The input:
[Start of section]

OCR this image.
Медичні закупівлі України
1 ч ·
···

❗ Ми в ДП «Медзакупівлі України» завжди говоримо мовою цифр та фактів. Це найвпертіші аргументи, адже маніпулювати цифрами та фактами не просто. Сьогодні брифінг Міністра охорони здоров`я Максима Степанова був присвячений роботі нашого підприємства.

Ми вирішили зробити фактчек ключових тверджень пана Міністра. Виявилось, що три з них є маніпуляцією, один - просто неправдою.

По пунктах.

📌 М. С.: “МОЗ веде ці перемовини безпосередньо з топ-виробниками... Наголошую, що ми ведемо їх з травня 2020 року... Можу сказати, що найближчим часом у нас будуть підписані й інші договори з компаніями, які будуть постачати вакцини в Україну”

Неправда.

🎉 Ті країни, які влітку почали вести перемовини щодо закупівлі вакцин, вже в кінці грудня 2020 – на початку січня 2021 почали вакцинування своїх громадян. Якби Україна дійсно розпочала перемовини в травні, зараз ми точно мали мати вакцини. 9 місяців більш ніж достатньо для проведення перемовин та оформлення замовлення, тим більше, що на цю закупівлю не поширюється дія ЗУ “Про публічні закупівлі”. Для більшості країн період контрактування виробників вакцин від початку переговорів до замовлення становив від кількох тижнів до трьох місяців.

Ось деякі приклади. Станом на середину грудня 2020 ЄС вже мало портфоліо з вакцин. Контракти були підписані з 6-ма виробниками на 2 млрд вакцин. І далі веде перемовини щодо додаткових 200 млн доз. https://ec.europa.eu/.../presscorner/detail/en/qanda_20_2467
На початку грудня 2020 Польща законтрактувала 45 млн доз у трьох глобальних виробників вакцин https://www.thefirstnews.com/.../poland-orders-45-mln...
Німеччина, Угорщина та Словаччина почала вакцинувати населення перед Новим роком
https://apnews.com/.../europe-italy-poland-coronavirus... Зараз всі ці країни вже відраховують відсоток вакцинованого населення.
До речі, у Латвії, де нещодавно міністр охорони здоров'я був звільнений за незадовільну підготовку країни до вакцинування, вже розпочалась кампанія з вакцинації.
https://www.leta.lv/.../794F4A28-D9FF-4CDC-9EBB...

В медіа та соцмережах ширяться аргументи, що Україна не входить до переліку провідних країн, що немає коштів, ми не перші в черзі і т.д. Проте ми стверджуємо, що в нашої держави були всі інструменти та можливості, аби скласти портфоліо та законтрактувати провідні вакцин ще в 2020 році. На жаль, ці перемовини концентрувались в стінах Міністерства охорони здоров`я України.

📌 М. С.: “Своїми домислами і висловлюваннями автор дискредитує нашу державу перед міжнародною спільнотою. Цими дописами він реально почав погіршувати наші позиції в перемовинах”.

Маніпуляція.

[End of section]

What you need to do:
Reproduce the data in its entirety. Keep every character unchanged.

Answer for this exercise:
OCR this image.
Медичні закупівлі України
1 ч ·
···

❗ Ми в ДП «Медзакупівлі України» завжди говоримо мовою цифр та фактів. Це найвпертіші аргументи, адже маніпулювати цифрами та фактами не просто. Сьогодні брифінг Міністра охорони здоров`я Максима Степанова був присвячений роботі нашого підприємства.

Ми вирішили зробити фактчек ключових тверджень пана Міністра. Виявилось, що три з них є маніпуляцією, один - просто неправдою.

По пунктах.

📌 М. С.: “МОЗ веде ці перемовини безпосередньо з топ-виробниками... Наголошую, що ми ведемо їх з травня 2020 року... Можу сказати, що найближчим часом у нас будуть підписані й інші договори з компаніями, які будуть постачати вакцини в Україну”

Неправда.

🎉 Ті країни, які влітку почали вести перемовини щодо закупівлі вакцин, вже в кінці грудня 2020 – на початку січня 2021 почали вакцинування своїх громадян. Якби Україна дійсно розпочала перемовини в травні, зараз ми точно мали мати вакцини. 9 місяців більш ніж достатньо для проведення перемовин та оформлення замовлення, тим більше, що на цю закупівлю не поширюється дія ЗУ “Про публічні закупівлі”. Для більшості країн період контрактування виробників вакцин від початку переговорів до замовлення становив від кількох тижнів до трьох місяців.

Ось деякі приклади. Станом на середину грудня 2020 ЄС вже мало портфоліо з вакцин. Контракти були підписані з 6-ма виробниками на 2 млрд вакцин. І далі веде перемовини щодо додаткових 200 млн доз. https://ec.europa.eu/.../presscorner/detail/en/qanda_20_2467
На початку грудня 2020 Польща законтрактувала 45 млн доз у трьох глобальних виробників вакцин https://www.thefirstnews.com/.../poland-orders-45-mln...
Німеччина, Угорщина та Словаччина почала вакцинувати населення перед Новим роком
https://apnews.com/.../europe-italy-poland-coronavirus... Зараз всі ці країни вже відраховують відсоток вакцинованого населення.
До речі, у Латвії, де нещодавно міністр охорони здоров'я був звільнений за незадовільну підготовку країни до вакцинування, вже розпочалась кампанія з вакцинації.
https://www.leta.lv/.../794F4A28-D9FF-4CDC-9EBB...

В медіа та соцмережах ширяться аргументи, що Україна не входить до переліку провідних країн, що немає коштів, ми не перші в черзі і т.д. Проте ми стверджуємо, що в нашої держави були всі інструменти та можливості, аби скласти портфоліо та законтрактувати провідні вакцин ще в 2020 році. На жаль, ці перемовини концентрувались в стінах Міністерства охорони здоров`я України.

📌 М. С.: “Своїми домислами і висловлюваннями автор дискредитує нашу державу перед міжнародною спільнотою. Цими дописами він реально почав погіршувати наші позиції в перемовинах”.

Маніпуляція.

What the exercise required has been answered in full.